Exercise prompt: Everything in the listing should be restated word for word.
******
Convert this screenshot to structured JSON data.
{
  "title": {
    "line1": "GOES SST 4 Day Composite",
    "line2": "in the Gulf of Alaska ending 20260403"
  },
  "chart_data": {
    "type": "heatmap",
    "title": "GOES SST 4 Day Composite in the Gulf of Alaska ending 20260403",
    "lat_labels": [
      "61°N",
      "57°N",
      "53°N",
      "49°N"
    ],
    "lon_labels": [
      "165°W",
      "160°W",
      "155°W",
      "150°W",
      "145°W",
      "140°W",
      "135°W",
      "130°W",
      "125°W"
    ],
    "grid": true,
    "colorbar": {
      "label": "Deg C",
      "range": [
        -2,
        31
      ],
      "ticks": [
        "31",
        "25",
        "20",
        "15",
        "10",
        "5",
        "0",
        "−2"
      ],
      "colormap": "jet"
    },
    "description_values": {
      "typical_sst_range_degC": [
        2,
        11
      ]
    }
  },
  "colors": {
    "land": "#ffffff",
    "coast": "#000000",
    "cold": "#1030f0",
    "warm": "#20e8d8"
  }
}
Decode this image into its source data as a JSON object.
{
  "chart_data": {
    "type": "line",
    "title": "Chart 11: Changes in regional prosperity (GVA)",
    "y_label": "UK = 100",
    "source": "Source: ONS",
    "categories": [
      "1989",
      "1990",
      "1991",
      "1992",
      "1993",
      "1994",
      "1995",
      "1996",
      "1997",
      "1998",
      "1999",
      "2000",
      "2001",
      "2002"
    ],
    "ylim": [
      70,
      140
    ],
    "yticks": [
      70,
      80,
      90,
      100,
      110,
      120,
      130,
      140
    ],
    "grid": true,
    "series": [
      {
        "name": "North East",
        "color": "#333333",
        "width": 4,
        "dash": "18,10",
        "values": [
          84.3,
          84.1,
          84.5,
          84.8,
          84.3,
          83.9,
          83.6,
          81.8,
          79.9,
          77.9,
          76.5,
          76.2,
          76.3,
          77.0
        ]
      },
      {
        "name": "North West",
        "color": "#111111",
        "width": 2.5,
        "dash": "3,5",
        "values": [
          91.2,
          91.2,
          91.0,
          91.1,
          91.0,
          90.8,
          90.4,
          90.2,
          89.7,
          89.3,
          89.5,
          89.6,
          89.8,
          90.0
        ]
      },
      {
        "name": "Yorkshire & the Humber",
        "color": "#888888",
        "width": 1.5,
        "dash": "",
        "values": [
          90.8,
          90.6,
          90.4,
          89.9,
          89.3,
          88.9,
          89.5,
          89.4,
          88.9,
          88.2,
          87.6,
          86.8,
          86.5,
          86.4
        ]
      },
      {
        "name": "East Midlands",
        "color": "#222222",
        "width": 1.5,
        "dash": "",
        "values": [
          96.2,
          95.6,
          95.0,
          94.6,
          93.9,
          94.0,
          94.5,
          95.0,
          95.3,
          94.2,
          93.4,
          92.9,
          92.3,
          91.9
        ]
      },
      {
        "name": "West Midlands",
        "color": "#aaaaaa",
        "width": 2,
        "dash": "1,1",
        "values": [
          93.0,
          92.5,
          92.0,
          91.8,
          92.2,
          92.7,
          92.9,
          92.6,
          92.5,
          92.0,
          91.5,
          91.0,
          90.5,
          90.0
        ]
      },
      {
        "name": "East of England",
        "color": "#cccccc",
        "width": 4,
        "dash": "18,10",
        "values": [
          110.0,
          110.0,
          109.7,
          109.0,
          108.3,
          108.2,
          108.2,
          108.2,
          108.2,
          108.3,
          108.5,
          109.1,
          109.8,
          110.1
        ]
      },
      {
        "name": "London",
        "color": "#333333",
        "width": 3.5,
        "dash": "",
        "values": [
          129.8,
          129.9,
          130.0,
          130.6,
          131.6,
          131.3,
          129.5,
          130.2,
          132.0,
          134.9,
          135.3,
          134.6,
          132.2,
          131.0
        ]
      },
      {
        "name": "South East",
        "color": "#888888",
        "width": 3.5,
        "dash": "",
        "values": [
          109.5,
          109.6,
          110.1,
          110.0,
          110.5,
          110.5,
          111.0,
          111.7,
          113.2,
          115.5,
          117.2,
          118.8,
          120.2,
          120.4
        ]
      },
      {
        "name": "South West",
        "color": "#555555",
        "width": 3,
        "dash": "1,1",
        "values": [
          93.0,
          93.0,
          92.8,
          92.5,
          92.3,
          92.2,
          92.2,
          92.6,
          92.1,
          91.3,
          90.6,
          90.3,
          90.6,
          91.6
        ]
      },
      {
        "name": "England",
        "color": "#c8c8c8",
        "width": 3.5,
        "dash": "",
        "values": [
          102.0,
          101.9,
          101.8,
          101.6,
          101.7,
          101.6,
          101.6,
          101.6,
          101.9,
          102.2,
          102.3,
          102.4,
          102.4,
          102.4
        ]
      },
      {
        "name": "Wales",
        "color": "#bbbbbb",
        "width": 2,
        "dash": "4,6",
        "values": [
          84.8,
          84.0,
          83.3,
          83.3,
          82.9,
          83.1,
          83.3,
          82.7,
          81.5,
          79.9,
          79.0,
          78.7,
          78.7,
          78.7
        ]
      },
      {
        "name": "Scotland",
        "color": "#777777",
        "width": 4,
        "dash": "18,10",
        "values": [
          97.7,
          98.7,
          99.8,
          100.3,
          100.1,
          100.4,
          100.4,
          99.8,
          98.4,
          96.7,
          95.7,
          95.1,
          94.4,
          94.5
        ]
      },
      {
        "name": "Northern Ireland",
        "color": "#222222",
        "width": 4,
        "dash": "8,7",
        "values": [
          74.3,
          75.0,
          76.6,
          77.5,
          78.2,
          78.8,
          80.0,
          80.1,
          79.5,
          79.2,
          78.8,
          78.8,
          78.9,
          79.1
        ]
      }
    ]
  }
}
******
Right answer:
Convert this screenshot to structured JSON data.
{
  "title": {
    "line1": "GOES SST 4 Day Composite",
    "line2": "in the Gulf of Alaska ending 20260403"
  },
  "chart_data": {
    "type": "heatmap",
    "title": "GOES SST 4 Day Composite in the Gulf of Alaska ending 20260403",
    "lat_labels": [
      "61°N",
      "57°N",
      "53°N",
      "49°N"
    ],
    "lon_labels": [
      "165°W",
      "160°W",
      "155°W",
      "150°W",
      "145°W",
      "140°W",
      "135°W",
      "130°W",
      "125°W"
    ],
    "grid": true,
    "colorbar": {
      "label": "Deg C",
      "range": [
        -2,
        31
      ],
      "ticks": [
        "31",
        "25",
        "20",
        "15",
        "10",
        "5",
        "0",
        "−2"
      ],
      "colormap": "jet"
    },
    "description_values": {
      "typical_sst_range_degC": [
        2,
        11
      ]
    }
  },
  "colors": {
    "land": "#ffffff",
    "coast": "#000000",
    "cold": "#1030f0",
    "warm": "#20e8d8"
  }
}
Decode this image into its source data as a JSON object.
{
  "chart_data": {
    "type": "line",
    "title": "Chart 11: Changes in regional prosperity (GVA)",
    "y_label": "UK = 100",
    "source": "Source: ONS",
    "categories": [
      "1989",
      "1990",
      "1991",
      "1992",
      "1993",
      "1994",
      "1995",
      "1996",
      "1997",
      "1998",
      "1999",
      "2000",
      "2001",
      "2002"
    ],
    "ylim": [
      70,
      140
    ],
    "yticks": [
      70,
      80,
      90,
      100,
      110,
      120,
      130,
      140
    ],
    "grid": true,
    "series": [
      {
        "name": "North East",
        "color": "#333333",
        "width": 4,
        "dash": "18,10",
        "values": [
          84.3,
          84.1,
          84.5,
          84.8,
          84.3,
          83.9,
          83.6,
          81.8,
          79.9,
          77.9,
          76.5,
          76.2,
          76.3,
          77.0
        ]
      },
      {
        "name": "North West",
        "color": "#111111",
        "width": 2.5,
        "dash": "3,5",
        "values": [
          91.2,
          91.2,
          91.0,
          91.1,
          91.0,
          90.8,
          90.4,
          90.2,
          89.7,
          89.3,
          89.5,
          89.6,
          89.8,
          90.0
        ]
      },
      {
        "name": "Yorkshire & the Humber",
        "color": "#888888",
        "width": 1.5,
        "dash": "",
        "values": [
          90.8,
          90.6,
          90.4,
          89.9,
          89.3,
          88.9,
          89.5,
          89.4,
          88.9,
          88.2,
          87.6,
          86.8,
          86.5,
          86.4
        ]
      },
      {
        "name": "East Midlands",
        "color": "#222222",
        "width": 1.5,
        "dash": "",
        "values": [
          96.2,
          95.6,
          95.0,
          94.6,
          93.9,
          94.0,
          94.5,
          95.0,
          95.3,
          94.2,
          93.4,
          92.9,
          92.3,
          91.9
        ]
      },
      {
        "name": "West Midlands",
        "color": "#aaaaaa",
        "width": 2,
        "dash": "1,1",
        "values": [
          93.0,
          92.5,
          92.0,
          91.8,
          92.2,
          92.7,
          92.9,
          92.6,
          92.5,
          92.0,
          91.5,
          91.0,
          90.5,
          90.0
        ]
      },
      {
        "name": "East of England",
        "color": "#cccccc",
        "width": 4,
        "dash": "18,10",
        "values": [
          110.0,
          110.0,
          109.7,
          109.0,
          108.3,
          108.2,
          108.2,
          108.2,
          108.2,
          108.3,
          108.5,
          109.1,
          109.8,
          110.1
        ]
      },
      {
        "name": "London",
        "color": "#333333",
        "width": 3.5,
        "dash": "",
        "values": [
          129.8,
          129.9,
          130.0,
          130.6,
          131.6,
          131.3,
          129.5,
          130.2,
          132.0,
          134.9,
          135.3,
          134.6,
          132.2,
          131.0
        ]
      },
      {
        "name": "South East",
        "color": "#888888",
        "width": 3.5,
        "dash": "",
        "values": [
          109.5,
          109.6,
          110.1,
          110.0,
          110.5,
          110.5,
          111.0,
          111.7,
          113.2,
          115.5,
          117.2,
          118.8,
          120.2,
          120.4
        ]
      },
      {
        "name": "South West",
        "color": "#555555",
        "width": 3,
        "dash": "1,1",
        "values": [
          93.0,
          93.0,
          92.8,
          92.5,
          92.3,
          92.2,
          92.2,
          92.6,
          92.1,
          91.3,
          90.6,
          90.3,
          90.6,
          91.6
        ]
      },
      {
        "name": "England",
        "color": "#c8c8c8",
        "width": 3.5,
        "dash": "",
        "values": [
          102.0,
          101.9,
          101.8,
          101.6,
          101.7,
          101.6,
          101.6,
          101.6,
          101.9,
          102.2,
          102.3,
          102.4,
          102.4,
          102.4
        ]
      },
      {
        "name": "Wales",
        "color": "#bbbbbb",
        "width": 2,
        "dash": "4,6",
        "values": [
          84.8,
          84.0,
          83.3,
          83.3,
          82.9,
          83.1,
          83.3,
          82.7,
          81.5,
          79.9,
          79.0,
          78.7,
          78.7,
          78.7
        ]
      },
      {
        "name": "Scotland",
        "color": "#777777",
        "width": 4,
        "dash": "18,10",
        "values": [
          97.7,
          98.7,
          99.8,
          100.3,
          100.1,
          100.4,
          100.4,
          99.8,
          98.4,
          96.7,
          95.7,
          95.1,
          94.4,
          94.5
        ]
      },
      {
        "name": "Northern Ireland",
        "color": "#222222",
        "width": 4,
        "dash": "8,7",
        "values": [
          74.3,
          75.0,
          76.6,
          77.5,
          78.2,
          78.8,
          80.0,
          80.1,
          79.5,
          79.2,
          78.8,
          78.8,
          78.9,
          79.1
        ]
      }
    ]
  }
}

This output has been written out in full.